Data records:
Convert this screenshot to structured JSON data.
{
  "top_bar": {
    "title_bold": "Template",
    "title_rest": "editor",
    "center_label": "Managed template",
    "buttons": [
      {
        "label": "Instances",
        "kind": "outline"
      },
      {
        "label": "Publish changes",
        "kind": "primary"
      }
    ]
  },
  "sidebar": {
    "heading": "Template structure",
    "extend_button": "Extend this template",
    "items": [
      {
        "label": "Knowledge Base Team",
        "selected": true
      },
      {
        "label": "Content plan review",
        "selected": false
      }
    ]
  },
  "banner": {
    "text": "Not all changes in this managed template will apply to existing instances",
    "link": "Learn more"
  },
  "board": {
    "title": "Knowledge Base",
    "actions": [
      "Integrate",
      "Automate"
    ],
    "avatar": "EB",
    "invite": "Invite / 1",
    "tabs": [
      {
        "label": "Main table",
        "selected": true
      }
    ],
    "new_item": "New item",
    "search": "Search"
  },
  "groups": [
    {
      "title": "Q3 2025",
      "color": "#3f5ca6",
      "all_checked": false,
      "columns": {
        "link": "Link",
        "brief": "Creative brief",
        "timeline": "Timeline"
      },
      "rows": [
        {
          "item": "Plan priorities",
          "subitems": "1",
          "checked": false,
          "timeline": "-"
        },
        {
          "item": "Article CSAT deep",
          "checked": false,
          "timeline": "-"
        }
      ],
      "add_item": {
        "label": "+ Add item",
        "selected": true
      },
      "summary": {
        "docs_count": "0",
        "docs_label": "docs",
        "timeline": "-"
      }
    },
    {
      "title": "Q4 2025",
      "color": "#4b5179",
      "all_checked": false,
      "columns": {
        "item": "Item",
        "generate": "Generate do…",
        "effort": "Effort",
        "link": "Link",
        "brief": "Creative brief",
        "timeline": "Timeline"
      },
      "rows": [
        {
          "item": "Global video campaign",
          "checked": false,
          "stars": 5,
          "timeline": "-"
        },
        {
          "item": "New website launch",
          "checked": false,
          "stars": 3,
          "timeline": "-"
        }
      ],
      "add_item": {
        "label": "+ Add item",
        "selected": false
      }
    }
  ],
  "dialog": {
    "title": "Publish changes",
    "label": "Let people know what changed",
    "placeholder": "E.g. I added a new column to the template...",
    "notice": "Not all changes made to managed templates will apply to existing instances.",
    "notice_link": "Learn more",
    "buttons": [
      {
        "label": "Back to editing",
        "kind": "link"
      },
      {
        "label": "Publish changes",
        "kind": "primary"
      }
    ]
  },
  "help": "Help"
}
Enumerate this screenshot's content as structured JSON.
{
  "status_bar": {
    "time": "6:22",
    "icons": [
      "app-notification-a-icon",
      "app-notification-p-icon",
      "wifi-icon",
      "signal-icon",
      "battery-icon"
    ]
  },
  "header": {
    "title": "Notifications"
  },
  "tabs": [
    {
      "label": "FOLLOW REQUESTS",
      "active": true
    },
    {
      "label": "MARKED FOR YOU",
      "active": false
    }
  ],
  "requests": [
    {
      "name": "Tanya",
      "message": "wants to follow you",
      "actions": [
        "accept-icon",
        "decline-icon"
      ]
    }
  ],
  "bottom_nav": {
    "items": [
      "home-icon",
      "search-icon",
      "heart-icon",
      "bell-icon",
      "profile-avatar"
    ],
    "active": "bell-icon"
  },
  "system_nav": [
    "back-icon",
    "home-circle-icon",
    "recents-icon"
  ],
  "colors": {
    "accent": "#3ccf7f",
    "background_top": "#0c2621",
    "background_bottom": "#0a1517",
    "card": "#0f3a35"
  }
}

Exercise: Look through the data above. Find each line with the string "this" and copy it.

Right answer:
Convert this screenshot to structured JSON data.
    "extend_button": "Extend this template",
    "text": "Not all changes in this managed template will apply to existing instances",
Enumerate this screenshot's content as structured JSON.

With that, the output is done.